● INSTRUCTIONS FOR THE TASK: Pull each line holding "name" out of the entries below.

● PROVIDED DATA:
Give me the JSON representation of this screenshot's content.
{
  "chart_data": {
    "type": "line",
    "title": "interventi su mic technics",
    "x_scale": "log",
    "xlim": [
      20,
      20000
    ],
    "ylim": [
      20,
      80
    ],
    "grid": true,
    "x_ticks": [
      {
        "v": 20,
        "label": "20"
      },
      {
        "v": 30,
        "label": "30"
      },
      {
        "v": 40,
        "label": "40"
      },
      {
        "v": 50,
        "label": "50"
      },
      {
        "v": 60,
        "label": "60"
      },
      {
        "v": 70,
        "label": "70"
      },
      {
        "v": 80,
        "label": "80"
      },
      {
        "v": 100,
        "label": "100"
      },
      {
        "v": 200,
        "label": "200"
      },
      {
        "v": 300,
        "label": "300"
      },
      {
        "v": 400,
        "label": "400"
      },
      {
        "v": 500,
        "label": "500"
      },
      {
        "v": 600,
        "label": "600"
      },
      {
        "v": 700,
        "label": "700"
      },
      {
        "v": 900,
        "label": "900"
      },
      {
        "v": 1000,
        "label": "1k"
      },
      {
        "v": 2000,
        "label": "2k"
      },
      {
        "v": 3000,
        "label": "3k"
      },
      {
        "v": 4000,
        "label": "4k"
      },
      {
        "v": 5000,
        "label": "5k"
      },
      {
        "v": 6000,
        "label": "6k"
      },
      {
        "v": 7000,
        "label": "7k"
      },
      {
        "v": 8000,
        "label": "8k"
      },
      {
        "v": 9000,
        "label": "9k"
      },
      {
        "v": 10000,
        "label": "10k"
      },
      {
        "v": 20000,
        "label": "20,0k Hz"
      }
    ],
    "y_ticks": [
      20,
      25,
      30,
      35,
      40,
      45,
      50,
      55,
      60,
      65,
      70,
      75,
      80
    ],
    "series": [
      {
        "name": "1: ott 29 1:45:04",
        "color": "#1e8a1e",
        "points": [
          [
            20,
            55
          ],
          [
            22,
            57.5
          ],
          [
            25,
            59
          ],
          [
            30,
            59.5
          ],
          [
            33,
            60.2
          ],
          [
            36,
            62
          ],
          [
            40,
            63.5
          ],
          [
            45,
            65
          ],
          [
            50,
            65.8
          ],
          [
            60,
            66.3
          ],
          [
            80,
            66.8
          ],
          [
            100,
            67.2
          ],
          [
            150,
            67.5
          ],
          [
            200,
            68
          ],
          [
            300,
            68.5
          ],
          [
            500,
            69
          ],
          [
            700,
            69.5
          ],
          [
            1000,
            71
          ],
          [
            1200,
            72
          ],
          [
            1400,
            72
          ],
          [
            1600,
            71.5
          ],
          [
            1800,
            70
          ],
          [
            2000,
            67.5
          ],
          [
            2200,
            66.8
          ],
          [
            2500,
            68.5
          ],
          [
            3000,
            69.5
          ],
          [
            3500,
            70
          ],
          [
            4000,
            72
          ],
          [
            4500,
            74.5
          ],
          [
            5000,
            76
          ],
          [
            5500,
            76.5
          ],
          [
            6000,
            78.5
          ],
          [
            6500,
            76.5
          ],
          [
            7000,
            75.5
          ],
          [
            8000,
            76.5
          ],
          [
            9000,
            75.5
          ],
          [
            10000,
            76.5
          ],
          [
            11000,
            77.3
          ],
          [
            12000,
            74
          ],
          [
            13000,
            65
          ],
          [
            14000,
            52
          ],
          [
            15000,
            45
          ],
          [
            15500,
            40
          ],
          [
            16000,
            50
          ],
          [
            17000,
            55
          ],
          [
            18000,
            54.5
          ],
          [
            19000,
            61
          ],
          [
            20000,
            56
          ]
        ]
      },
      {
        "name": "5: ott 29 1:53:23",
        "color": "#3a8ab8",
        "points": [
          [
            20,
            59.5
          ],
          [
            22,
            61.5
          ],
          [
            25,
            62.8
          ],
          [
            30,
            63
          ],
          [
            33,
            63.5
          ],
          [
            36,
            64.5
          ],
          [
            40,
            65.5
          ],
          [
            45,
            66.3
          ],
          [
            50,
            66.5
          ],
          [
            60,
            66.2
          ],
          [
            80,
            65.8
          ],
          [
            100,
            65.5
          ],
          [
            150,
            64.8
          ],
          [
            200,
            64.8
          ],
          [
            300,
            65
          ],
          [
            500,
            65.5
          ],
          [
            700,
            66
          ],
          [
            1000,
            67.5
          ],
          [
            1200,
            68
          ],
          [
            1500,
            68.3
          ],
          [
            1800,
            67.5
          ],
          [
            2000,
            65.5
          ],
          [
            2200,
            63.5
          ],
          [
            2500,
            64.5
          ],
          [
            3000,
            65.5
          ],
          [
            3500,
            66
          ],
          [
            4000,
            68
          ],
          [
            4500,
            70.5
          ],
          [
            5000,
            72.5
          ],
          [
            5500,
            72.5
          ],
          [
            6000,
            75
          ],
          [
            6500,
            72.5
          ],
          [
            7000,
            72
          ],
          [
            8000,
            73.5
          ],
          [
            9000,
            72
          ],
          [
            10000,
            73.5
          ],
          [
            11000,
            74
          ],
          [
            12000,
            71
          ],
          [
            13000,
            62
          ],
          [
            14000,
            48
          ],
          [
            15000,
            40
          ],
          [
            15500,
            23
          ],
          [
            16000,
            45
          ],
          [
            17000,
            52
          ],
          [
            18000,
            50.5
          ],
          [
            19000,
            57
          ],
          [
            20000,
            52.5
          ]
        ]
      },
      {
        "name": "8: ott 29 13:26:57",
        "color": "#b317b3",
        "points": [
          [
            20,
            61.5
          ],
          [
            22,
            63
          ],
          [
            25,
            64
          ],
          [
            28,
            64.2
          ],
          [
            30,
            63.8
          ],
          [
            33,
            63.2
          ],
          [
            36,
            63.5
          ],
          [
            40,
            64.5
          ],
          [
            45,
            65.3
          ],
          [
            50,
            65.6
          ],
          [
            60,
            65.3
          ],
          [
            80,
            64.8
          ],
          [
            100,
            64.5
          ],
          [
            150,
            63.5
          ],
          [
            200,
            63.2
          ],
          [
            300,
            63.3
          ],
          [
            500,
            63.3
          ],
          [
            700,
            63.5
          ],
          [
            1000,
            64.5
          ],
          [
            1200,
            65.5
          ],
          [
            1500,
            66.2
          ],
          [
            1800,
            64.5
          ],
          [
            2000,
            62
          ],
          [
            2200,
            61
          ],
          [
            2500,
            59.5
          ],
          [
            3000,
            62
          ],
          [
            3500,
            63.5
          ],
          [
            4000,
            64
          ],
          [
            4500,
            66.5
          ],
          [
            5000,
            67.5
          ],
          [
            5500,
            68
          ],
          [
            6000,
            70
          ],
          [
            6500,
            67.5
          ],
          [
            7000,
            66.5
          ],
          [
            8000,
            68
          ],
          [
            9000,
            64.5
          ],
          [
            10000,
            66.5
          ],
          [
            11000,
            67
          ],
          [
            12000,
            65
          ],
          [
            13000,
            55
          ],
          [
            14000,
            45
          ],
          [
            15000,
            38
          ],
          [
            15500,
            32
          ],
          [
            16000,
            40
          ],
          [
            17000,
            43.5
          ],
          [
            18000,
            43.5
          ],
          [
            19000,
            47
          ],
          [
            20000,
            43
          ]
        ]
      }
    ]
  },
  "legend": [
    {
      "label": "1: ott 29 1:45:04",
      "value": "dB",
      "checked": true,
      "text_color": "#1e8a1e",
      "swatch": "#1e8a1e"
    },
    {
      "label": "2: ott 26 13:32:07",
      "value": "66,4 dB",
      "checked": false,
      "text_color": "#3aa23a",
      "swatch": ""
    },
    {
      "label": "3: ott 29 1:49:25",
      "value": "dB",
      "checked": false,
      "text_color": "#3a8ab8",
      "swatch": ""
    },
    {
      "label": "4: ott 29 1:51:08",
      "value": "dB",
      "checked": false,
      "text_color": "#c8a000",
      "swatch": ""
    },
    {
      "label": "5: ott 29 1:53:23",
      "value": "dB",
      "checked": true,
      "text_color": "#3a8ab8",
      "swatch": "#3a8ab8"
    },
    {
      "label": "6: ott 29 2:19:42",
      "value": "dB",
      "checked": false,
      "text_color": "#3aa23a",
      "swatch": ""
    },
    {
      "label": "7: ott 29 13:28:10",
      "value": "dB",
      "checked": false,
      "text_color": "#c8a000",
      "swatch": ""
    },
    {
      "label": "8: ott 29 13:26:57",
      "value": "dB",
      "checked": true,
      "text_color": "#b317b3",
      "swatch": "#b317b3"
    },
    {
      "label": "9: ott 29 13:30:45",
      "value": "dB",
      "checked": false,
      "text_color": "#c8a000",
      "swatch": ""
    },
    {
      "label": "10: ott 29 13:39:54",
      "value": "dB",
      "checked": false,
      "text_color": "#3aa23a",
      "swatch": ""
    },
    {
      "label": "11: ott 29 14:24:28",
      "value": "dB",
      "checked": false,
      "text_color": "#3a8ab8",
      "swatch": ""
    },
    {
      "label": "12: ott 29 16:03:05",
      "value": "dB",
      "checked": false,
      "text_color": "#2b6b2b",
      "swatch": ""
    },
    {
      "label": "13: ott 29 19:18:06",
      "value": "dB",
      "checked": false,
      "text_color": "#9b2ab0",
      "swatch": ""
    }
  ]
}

● EXERCISE RESULT:
        "name": "1: ott 29 1:45:04",
        "name": "5: ott 29 1:53:23",
        "name": "8: ott 29 13:26:57",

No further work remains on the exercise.